In the copy, include every entry exactly but none of the pictures.

(Stored items)
..........
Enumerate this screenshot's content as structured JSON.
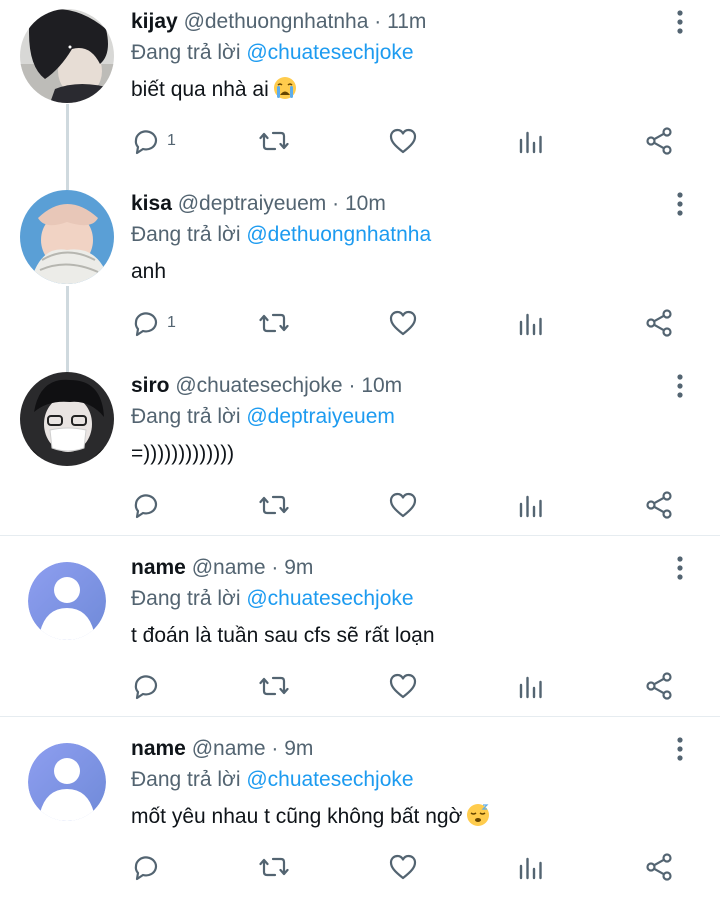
{
  "colors": {
    "link": "#1d9bf0",
    "secondary_text": "#536471",
    "primary_text": "#0f1419",
    "icon": "#536471",
    "divider": "#e6ecf0",
    "thread_line": "#cfd9de"
  },
  "tweets": [
    {
      "display_name": "kijay",
      "handle": "@dethuongnhatnha",
      "separator": "·",
      "time": "11m",
      "reply_prefix": "Đang trả lời",
      "reply_to": "@chuatesechjoke",
      "text": "biết qua nhà ai",
      "emoji": "crying-face",
      "reply_count": "1",
      "avatar": "photo-dark-hair"
    },
    {
      "display_name": "kisa",
      "handle": "@deptraiyeuem",
      "separator": "·",
      "time": "10m",
      "reply_prefix": "Đang trả lời",
      "reply_to": "@dethuongnhatnha",
      "text": "anh",
      "emoji": "",
      "reply_count": "1",
      "avatar": "photo-blue-sky"
    },
    {
      "display_name": "siro",
      "handle": "@chuatesechjoke",
      "separator": "·",
      "time": "10m",
      "reply_prefix": "Đang trả lời",
      "reply_to": "@deptraiyeuem",
      "text": "=)))))))))))))",
      "emoji": "",
      "reply_count": "",
      "avatar": "photo-mask"
    },
    {
      "display_name": "name",
      "handle": "@name",
      "separator": "·",
      "time": "9m",
      "reply_prefix": "Đang trả lời",
      "reply_to": "@chuatesechjoke",
      "text": "t đoán là tuần sau cfs sẽ rất loạn",
      "emoji": "",
      "reply_count": "",
      "avatar": "default-person"
    },
    {
      "display_name": "name",
      "handle": "@name",
      "separator": "·",
      "time": "9m",
      "reply_prefix": "Đang trả lời",
      "reply_to": "@chuatesechjoke",
      "text": "mốt yêu nhau t cũng không bất ngờ",
      "emoji": "sleepy-face",
      "reply_count": "",
      "avatar": "default-person"
    }
  ]
}
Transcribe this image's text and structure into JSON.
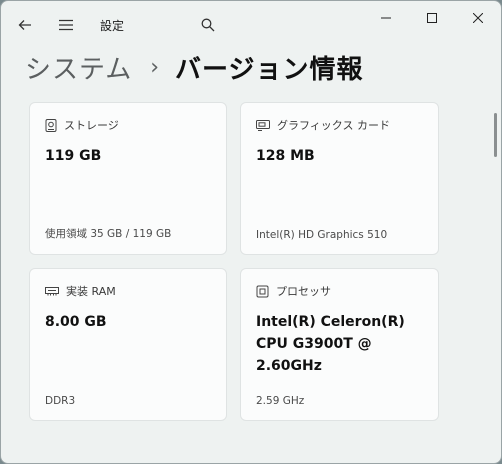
{
  "window": {
    "app_title": "設定"
  },
  "breadcrumb": {
    "parent": "システム",
    "separator": "›",
    "current": "バージョン情報"
  },
  "cards": {
    "storage": {
      "icon": "storage-icon",
      "label": "ストレージ",
      "value": "119 GB",
      "detail": "使用領域 35 GB / 119 GB"
    },
    "graphics": {
      "icon": "graphics-card-icon",
      "label": "グラフィックス カード",
      "value": "128 MB",
      "detail": "Intel(R) HD Graphics 510"
    },
    "memory": {
      "icon": "memory-icon",
      "label": "実装 RAM",
      "value": "8.00 GB",
      "detail": "DDR3"
    },
    "processor": {
      "icon": "processor-icon",
      "label": "プロセッサ",
      "value_lines": [
        "Intel(R) Celeron(R)",
        "CPU G3900T @",
        "2.60GHz"
      ],
      "detail": "2.59 GHz"
    }
  }
}
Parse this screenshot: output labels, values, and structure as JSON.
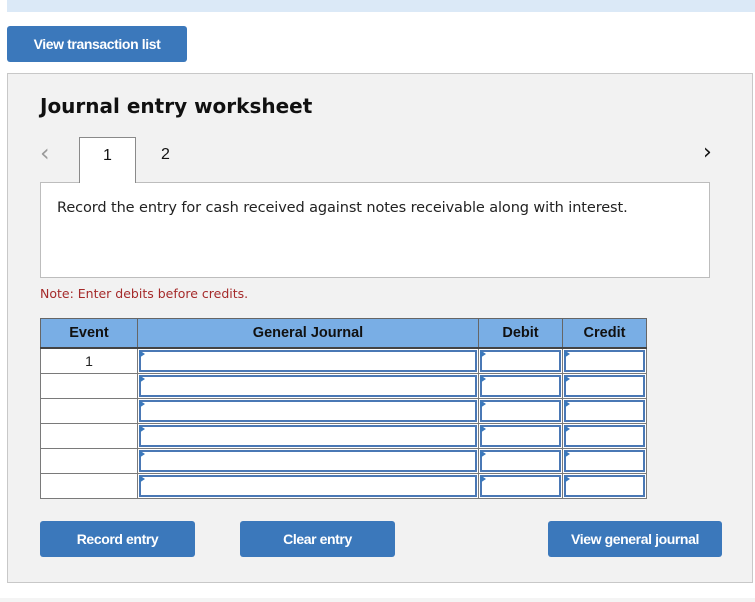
{
  "top_button": {
    "label": "View transaction list"
  },
  "worksheet": {
    "title": "Journal entry worksheet",
    "tabs": [
      {
        "label": "1",
        "active": true
      },
      {
        "label": "2",
        "active": false
      }
    ],
    "nav": {
      "prev_icon": "chevron-left-icon",
      "next_icon": "chevron-right-icon",
      "prev_glyph": "‹",
      "next_glyph": "›"
    },
    "description": "Record the entry for cash received against notes receivable along with interest.",
    "note": "Note: Enter debits before credits.",
    "table": {
      "headers": [
        "Event",
        "General Journal",
        "Debit",
        "Credit"
      ],
      "rows": [
        {
          "event": "1",
          "account": "",
          "debit": "",
          "credit": ""
        },
        {
          "event": "",
          "account": "",
          "debit": "",
          "credit": ""
        },
        {
          "event": "",
          "account": "",
          "debit": "",
          "credit": ""
        },
        {
          "event": "",
          "account": "",
          "debit": "",
          "credit": ""
        },
        {
          "event": "",
          "account": "",
          "debit": "",
          "credit": ""
        },
        {
          "event": "",
          "account": "",
          "debit": "",
          "credit": ""
        }
      ]
    },
    "buttons": {
      "record": "Record entry",
      "clear": "Clear entry",
      "view_general_journal": "View general journal"
    }
  },
  "colors": {
    "button_blue": "#3b78bb",
    "header_blue": "#79aee5",
    "note_red": "#a52a2a",
    "panel_bg": "#f2f2f2"
  }
}
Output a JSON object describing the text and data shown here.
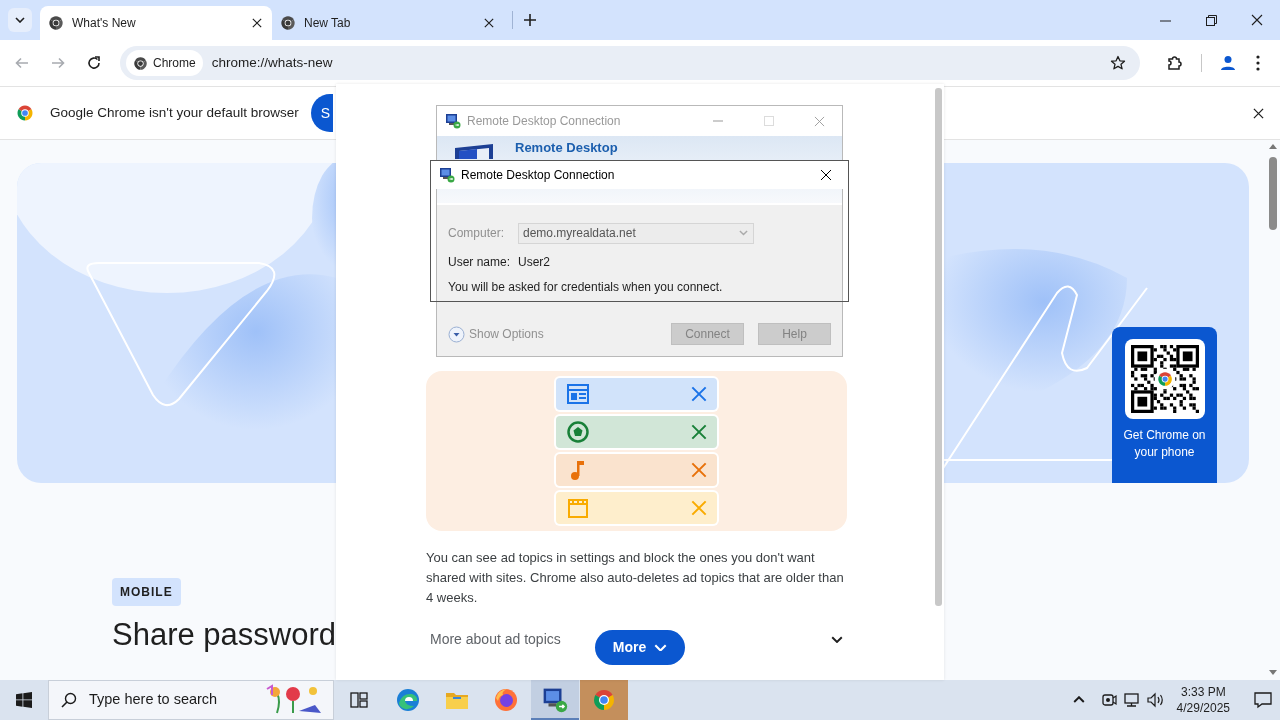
{
  "browser": {
    "tabs": [
      {
        "title": "What's New",
        "selected": true
      },
      {
        "title": "New Tab",
        "selected": false
      }
    ],
    "nav": [
      {
        "kind": "back",
        "disabled": true
      },
      {
        "kind": "forward",
        "disabled": true
      },
      {
        "kind": "reload",
        "disabled": false
      }
    ],
    "omnibox": {
      "chip": "Chrome",
      "url": "chrome://whats-new",
      "bookmarked": false
    }
  },
  "infobar": {
    "message": "Google Chrome isn't your default browser",
    "button": "S"
  },
  "page": {
    "qr_caption": "Get Chrome on your phone",
    "badge": "MOBILE",
    "heading": "Share password"
  },
  "whats_new_panel": {
    "topics": [
      {
        "kind": "news",
        "color": "#1a73e8"
      },
      {
        "kind": "sports",
        "color": "#188038"
      },
      {
        "kind": "music",
        "color": "#e8710a"
      },
      {
        "kind": "movies",
        "color": "#f9ab00"
      }
    ],
    "paragraph": "You can see ad topics in settings and block the ones you don't want shared with sites. Chrome also auto-deletes ad topics that are older than 4 weeks.",
    "expander": {
      "label": "More about ad topics",
      "expanded": false
    },
    "more_button": "More"
  },
  "rdp_window": {
    "title": "Remote Desktop Connection",
    "active": false,
    "banner": "Remote Desktop",
    "computer_label": "Computer:",
    "computer": "demo.myrealdata.net",
    "fields_disabled": true,
    "username_label": "User name:",
    "username": "User2",
    "note": "You will be asked for credentials when you connect.",
    "show_options": "Show Options",
    "buttons": [
      {
        "label": "Connect",
        "disabled": true
      },
      {
        "label": "Help",
        "disabled": true
      }
    ]
  },
  "rdp_dialog": {
    "title": "Remote Desktop Connection",
    "active": true
  },
  "taskbar": {
    "search_placeholder": "Type here to search",
    "apps": [
      {
        "kind": "task_view",
        "focused": false,
        "flashing": false
      },
      {
        "kind": "edge",
        "focused": false,
        "flashing": false
      },
      {
        "kind": "explorer",
        "focused": false,
        "flashing": false
      },
      {
        "kind": "firefox",
        "focused": false,
        "flashing": false
      },
      {
        "kind": "rdp",
        "focused": true,
        "flashing": false
      },
      {
        "kind": "chrome",
        "focused": false,
        "flashing": true
      }
    ],
    "time": "3:33 PM",
    "date": "4/29/2025"
  }
}
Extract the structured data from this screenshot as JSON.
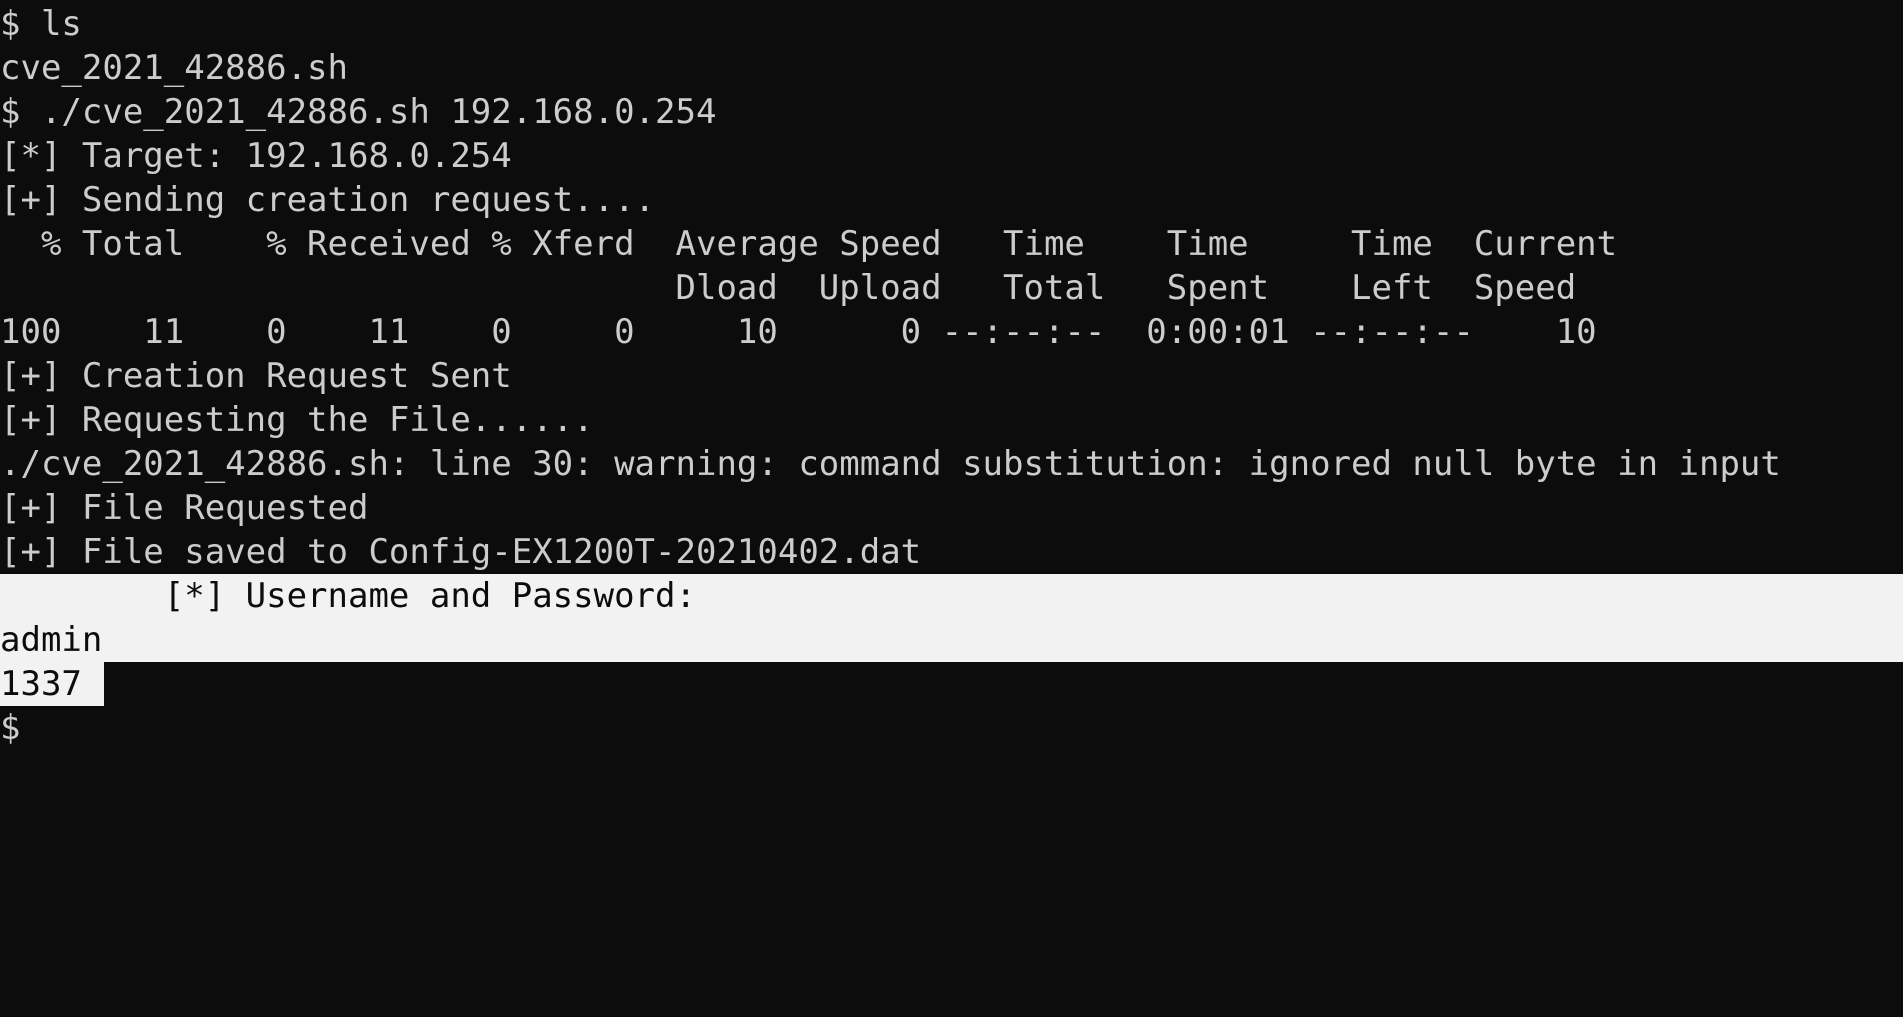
..........
The reply =
Enumerate this screenshot's content as structured JSON.
{
  "colors": {
    "link": "#1d9bf0",
    "secondary_text": "#536471",
    "primary_text": "#0f1419",
    "icon": "#536471",
    "divider": "#e6ecf0",
    "thread_line": "#cfd9de"
  },
  "tweets": [
    {
      "display_name": "kijay",
      "handle": "@dethuongnhatnha",
      "separator": "·",
      "time": "11m",
      "reply_prefix": "Đang trả lời",
      "reply_to": "@chuatesechjoke",
      "text": "biết qua nhà ai",
      "emoji": "crying-face",
      "reply_count": "1",
      "avatar": "photo-dark-hair"
    },
    {
      "display_name": "kisa",
      "handle": "@deptraiyeuem",
      "separator": "·",
      "time": "10m",
      "reply_prefix": "Đang trả lời",
      "reply_to": "@dethuongnhatnha",
      "text": "anh",
      "emoji": "",
      "reply_count": "1",
      "avatar": "photo-blue-sky"
    },
    {
      "display_name": "siro",
      "handle": "@chuatesechjoke",
      "separator": "·",
      "time": "10m",
      "reply_prefix": "Đang trả lời",
      "reply_to": "@deptraiyeuem",
      "text": "=)))))))))))))",
      "emoji": "",
      "reply_count": "",
      "avatar": "photo-mask"
    },
    {
      "display_name": "name",
      "handle": "@name",
      "separator": "·",
      "time": "9m",
      "reply_prefix": "Đang trả lời",
      "reply_to": "@chuatesechjoke",
      "text": "t đoán là tuần sau cfs sẽ rất loạn",
      "emoji": "",
      "reply_count": "",
      "avatar": "default-person"
    },
    {
      "display_name": "name",
      "handle": "@name",
      "separator": "·",
      "time": "9m",
      "reply_prefix": "Đang trả lời",
      "reply_to": "@chuatesechjoke",
      "text": "mốt yêu nhau t cũng không bất ngờ",
      "emoji": "sleepy-face",
      "reply_count": "",
      "avatar": "default-person"
    }
  ]
}
Transcribe this image's text and structure into JSON.
{
  "window": {
    "app_title": "設定"
  },
  "breadcrumb": {
    "parent": "システム",
    "separator": "›",
    "current": "バージョン情報"
  },
  "cards": {
    "storage": {
      "icon": "storage-icon",
      "label": "ストレージ",
      "value": "119 GB",
      "detail": "使用領域 35 GB / 119 GB"
    },
    "graphics": {
      "icon": "graphics-card-icon",
      "label": "グラフィックス カード",
      "value": "128 MB",
      "detail": "Intel(R) HD Graphics 510"
    },
    "memory": {
      "icon": "memory-icon",
      "label": "実装 RAM",
      "value": "8.00 GB",
      "detail": "DDR3"
    },
    "processor": {
      "icon": "processor-icon",
      "label": "プロセッサ",
      "value_lines": [
        "Intel(R) Celeron(R)",
        "CPU G3900T @",
        "2.60GHz"
      ],
      "detail": "2.59 GHz"
    }
  }
}
Parse this screenshot: output labels, values, and structure as JSON.
{
  "top_button": {
    "label": "View transaction list"
  },
  "worksheet": {
    "title": "Journal entry worksheet",
    "tabs": [
      {
        "label": "1",
        "active": true
      },
      {
        "label": "2",
        "active": false
      }
    ],
    "nav": {
      "prev_icon": "chevron-left-icon",
      "next_icon": "chevron-right-icon",
      "prev_glyph": "‹",
      "next_glyph": "›"
    },
    "description": "Record the entry for cash received against notes receivable along with interest.",
    "note": "Note: Enter debits before credits.",
    "table": {
      "headers": [
        "Event",
        "General Journal",
        "Debit",
        "Credit"
      ],
      "rows": [
        {
          "event": "1",
          "account": "",
          "debit": "",
          "credit": ""
        },
        {
          "event": "",
          "account": "",
          "debit": "",
          "credit": ""
        },
        {
          "event": "",
          "account": "",
          "debit": "",
          "credit": ""
        },
        {
          "event": "",
          "account": "",
          "debit": "",
          "credit": ""
        },
        {
          "event": "",
          "account": "",
          "debit": "",
          "credit": ""
        },
        {
          "event": "",
          "account": "",
          "debit": "",
          "credit": ""
        }
      ]
    },
    "buttons": {
      "record": "Record entry",
      "clear": "Clear entry",
      "view_general_journal": "View general journal"
    }
  },
  "colors": {
    "button_blue": "#3b78bb",
    "header_blue": "#79aee5",
    "note_red": "#a52a2a",
    "panel_bg": "#f2f2f2"
  }
}
Output a JSON object describing the text and data shown here.
{
  "browser": {
    "tabs": [
      {
        "title": "What's New",
        "selected": true
      },
      {
        "title": "New Tab",
        "selected": false
      }
    ],
    "nav": [
      {
        "kind": "back",
        "disabled": true
      },
      {
        "kind": "forward",
        "disabled": true
      },
      {
        "kind": "reload",
        "disabled": false
      }
    ],
    "omnibox": {
      "chip": "Chrome",
      "url": "chrome://whats-new",
      "bookmarked": false
    }
  },
  "infobar": {
    "message": "Google Chrome isn't your default browser",
    "button": "S"
  },
  "page": {
    "qr_caption": "Get Chrome on your phone",
    "badge": "MOBILE",
    "heading": "Share password"
  },
  "whats_new_panel": {
    "topics": [
      {
        "kind": "news",
        "color": "#1a73e8"
      },
      {
        "kind": "sports",
        "color": "#188038"
      },
      {
        "kind": "music",
        "color": "#e8710a"
      },
      {
        "kind": "movies",
        "color": "#f9ab00"
      }
    ],
    "paragraph": "You can see ad topics in settings and block the ones you don't want shared with sites. Chrome also auto-deletes ad topics that are older than 4 weeks.",
    "expander": {
      "label": "More about ad topics",
      "expanded": false
    },
    "more_button": "More"
  },
  "rdp_window": {
    "title": "Remote Desktop Connection",
    "active": false,
    "banner": "Remote Desktop",
    "computer_label": "Computer:",
    "computer": "demo.myrealdata.net",
    "fields_disabled": true,
    "username_label": "User name:",
    "username": "User2",
    "note": "You will be asked for credentials when you connect.",
    "show_options": "Show Options",
    "buttons": [
      {
        "label": "Connect",
        "disabled": true
      },
      {
        "label": "Help",
        "disabled": true
      }
    ]
  },
  "rdp_dialog": {
    "title": "Remote Desktop Connection",
    "active": true
  },
  "taskbar": {
    "search_placeholder": "Type here to search",
    "apps": [
      {
        "kind": "task_view",
        "focused": false,
        "flashing": false
      },
      {
        "kind": "edge",
        "focused": false,
        "flashing": false
      },
      {
        "kind": "explorer",
        "focused": false,
        "flashing": false
      },
      {
        "kind": "firefox",
        "focused": false,
        "flashing": false
      },
      {
        "kind": "rdp",
        "focused": true,
        "flashing": false
      },
      {
        "kind": "chrome",
        "focused": false,
        "flashing": true
      }
    ],
    "time": "3:33 PM",
    "date": "4/29/2025"
  }
}
Extract the structured data from this screenshot as JSON.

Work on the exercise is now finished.